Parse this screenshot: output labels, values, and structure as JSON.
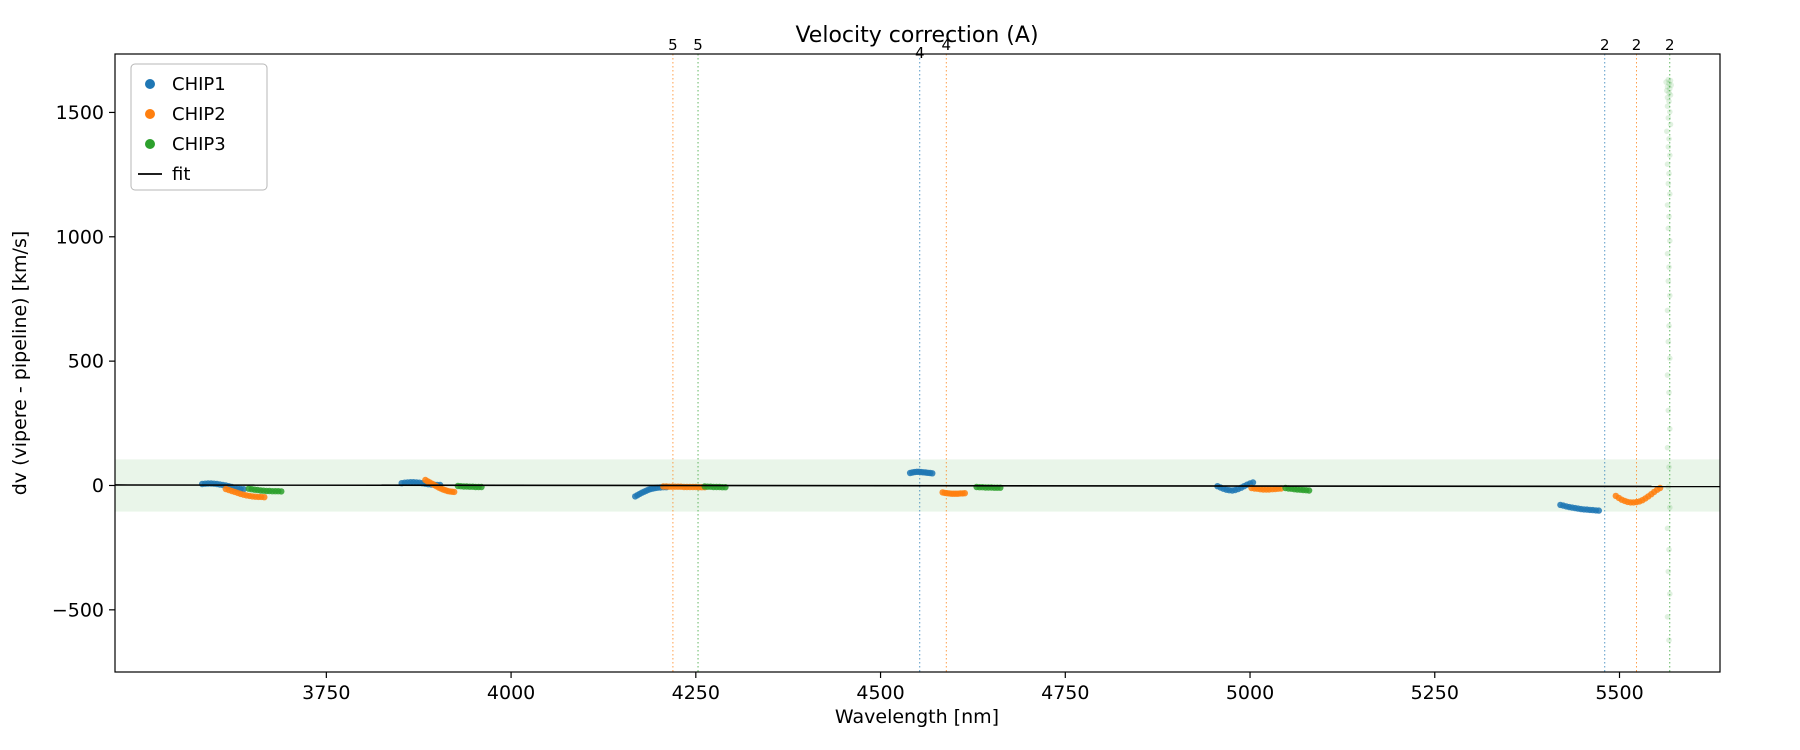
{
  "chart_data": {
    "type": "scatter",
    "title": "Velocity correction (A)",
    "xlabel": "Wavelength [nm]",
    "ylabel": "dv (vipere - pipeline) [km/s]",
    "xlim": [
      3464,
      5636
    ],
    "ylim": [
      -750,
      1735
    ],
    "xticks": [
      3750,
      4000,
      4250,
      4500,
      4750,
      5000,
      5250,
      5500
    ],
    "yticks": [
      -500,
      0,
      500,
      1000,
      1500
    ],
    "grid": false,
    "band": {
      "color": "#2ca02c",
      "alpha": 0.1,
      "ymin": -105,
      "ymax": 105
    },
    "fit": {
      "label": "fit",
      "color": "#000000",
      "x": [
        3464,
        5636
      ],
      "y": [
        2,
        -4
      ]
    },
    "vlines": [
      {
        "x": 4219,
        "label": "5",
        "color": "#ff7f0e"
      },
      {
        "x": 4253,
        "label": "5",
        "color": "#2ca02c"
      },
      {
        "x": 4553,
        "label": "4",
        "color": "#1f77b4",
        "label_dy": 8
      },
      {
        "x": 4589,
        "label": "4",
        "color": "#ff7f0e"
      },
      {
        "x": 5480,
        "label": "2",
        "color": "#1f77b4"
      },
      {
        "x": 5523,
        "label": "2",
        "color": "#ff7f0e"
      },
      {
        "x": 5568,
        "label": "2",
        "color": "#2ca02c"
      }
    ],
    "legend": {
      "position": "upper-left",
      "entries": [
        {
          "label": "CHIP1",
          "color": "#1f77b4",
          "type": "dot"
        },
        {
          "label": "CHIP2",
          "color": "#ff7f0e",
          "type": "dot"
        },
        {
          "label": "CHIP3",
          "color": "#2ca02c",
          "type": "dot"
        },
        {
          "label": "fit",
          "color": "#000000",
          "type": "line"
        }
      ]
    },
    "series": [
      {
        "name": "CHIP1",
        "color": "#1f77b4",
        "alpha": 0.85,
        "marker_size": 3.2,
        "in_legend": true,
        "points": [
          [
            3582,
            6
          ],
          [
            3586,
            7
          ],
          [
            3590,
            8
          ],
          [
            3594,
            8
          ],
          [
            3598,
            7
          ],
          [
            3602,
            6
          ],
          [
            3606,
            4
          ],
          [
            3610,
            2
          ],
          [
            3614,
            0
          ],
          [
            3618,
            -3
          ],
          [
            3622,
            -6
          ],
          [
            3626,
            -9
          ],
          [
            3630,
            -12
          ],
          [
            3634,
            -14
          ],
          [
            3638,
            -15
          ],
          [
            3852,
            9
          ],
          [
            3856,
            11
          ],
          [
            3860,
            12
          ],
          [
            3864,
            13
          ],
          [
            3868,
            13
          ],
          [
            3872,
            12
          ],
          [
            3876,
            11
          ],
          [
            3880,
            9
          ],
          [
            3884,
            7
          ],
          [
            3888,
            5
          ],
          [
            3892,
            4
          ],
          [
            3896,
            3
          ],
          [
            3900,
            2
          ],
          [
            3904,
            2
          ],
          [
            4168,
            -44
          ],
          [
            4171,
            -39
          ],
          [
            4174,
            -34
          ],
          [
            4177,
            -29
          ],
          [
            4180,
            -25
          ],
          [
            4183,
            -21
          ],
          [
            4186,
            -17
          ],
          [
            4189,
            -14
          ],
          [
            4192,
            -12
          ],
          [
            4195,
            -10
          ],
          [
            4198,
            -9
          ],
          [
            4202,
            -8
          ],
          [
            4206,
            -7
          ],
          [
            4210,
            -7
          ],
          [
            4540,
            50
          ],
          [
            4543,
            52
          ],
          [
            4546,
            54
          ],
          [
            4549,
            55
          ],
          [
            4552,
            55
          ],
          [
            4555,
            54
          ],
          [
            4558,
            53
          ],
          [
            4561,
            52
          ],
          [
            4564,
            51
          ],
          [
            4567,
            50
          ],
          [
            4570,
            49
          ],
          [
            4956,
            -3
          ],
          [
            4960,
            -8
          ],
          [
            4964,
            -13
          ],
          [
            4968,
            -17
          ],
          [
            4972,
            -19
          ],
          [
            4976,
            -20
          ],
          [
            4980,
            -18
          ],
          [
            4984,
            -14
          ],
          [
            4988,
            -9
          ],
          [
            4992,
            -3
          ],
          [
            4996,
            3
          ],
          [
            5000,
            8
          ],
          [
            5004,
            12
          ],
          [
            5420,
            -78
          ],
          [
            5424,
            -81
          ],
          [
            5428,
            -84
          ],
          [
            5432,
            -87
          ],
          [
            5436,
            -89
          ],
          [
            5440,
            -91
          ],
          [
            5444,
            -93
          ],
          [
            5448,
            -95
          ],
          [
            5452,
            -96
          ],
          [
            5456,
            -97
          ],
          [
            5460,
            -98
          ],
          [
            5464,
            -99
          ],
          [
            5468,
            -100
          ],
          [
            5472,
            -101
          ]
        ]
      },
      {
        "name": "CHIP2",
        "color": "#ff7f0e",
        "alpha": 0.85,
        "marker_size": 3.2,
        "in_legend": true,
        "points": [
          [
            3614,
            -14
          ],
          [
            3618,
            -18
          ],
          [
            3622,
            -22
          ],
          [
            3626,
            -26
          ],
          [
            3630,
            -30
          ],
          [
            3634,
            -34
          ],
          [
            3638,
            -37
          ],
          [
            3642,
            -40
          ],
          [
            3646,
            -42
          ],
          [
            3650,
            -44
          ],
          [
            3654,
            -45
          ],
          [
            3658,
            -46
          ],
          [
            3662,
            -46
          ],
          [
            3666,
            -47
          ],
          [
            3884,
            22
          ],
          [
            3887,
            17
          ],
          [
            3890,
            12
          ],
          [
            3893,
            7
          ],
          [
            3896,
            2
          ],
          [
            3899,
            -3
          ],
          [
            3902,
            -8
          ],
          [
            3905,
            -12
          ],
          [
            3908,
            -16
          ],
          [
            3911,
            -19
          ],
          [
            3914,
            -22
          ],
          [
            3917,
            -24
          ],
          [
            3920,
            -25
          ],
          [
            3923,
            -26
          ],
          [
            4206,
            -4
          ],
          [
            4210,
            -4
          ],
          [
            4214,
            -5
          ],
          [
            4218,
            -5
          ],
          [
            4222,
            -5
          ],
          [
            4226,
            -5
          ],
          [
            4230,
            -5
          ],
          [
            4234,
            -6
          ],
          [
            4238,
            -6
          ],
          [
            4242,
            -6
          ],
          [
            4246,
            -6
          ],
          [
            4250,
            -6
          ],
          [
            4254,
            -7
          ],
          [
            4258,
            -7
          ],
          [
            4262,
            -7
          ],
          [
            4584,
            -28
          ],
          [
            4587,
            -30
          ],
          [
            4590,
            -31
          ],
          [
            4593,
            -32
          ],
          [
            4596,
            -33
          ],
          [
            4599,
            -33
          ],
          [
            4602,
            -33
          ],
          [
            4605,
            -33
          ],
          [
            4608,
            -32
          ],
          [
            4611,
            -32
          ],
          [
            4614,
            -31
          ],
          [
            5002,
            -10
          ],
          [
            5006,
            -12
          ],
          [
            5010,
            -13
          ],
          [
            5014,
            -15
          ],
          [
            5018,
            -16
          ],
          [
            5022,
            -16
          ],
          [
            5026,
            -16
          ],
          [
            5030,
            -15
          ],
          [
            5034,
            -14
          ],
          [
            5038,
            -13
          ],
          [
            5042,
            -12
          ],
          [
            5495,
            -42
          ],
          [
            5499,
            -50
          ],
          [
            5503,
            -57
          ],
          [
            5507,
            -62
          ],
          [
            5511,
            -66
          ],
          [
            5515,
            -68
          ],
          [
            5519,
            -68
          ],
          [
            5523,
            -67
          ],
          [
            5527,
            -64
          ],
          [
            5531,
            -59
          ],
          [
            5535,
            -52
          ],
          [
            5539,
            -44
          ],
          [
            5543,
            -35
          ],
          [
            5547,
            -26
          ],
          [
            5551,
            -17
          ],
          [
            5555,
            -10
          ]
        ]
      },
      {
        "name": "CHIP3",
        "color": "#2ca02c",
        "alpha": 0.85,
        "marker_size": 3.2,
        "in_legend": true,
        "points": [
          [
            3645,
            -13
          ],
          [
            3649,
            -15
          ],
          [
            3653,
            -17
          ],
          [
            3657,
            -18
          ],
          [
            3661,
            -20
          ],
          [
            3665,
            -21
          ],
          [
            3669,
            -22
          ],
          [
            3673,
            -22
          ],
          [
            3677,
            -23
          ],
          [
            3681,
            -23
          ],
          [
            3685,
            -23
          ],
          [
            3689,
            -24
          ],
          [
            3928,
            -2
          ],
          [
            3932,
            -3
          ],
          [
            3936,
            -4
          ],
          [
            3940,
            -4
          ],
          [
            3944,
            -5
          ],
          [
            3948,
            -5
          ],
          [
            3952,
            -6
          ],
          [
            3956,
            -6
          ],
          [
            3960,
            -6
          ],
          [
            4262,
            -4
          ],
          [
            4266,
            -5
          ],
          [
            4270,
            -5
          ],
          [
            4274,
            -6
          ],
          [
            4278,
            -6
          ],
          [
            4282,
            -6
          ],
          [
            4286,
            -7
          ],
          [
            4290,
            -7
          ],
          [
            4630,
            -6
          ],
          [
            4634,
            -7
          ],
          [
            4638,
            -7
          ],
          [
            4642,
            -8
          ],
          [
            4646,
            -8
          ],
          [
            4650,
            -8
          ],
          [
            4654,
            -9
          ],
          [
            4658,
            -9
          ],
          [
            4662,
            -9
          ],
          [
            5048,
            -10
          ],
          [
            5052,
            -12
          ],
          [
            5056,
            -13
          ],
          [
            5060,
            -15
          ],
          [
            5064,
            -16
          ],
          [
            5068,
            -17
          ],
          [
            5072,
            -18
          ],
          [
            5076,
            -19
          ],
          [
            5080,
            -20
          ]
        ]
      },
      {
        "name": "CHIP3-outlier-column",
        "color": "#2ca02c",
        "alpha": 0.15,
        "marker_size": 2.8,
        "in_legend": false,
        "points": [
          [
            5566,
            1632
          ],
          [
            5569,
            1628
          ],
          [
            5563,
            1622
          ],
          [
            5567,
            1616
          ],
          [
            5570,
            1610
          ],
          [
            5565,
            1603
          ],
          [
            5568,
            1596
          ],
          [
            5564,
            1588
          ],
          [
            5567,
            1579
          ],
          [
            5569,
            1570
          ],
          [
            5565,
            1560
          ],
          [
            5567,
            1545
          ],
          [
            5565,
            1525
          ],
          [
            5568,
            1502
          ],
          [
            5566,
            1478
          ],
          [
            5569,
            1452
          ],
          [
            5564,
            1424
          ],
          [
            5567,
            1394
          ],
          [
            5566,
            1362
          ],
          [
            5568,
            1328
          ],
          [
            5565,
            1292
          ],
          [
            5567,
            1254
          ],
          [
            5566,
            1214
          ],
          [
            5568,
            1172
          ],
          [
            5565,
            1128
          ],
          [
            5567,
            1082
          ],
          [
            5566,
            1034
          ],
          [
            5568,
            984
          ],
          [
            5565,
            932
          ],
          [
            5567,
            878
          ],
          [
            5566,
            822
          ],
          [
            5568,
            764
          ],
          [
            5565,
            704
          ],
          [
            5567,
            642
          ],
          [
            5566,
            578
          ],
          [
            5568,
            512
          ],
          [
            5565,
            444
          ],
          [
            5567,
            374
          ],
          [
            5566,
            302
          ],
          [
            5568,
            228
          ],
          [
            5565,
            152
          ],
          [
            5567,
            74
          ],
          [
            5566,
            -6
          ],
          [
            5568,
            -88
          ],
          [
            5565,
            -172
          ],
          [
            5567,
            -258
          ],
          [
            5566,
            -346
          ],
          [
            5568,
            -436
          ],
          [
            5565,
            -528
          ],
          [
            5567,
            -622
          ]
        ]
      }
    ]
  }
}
____
§ **What the task requires**:
Pick out each line above that includes "name" and show it.

§ **Result for this task**:
        "name": "CHIP1",
        "name": "CHIP2",
        "name": "CHIP3",
        "name": "CHIP3-outlier-column",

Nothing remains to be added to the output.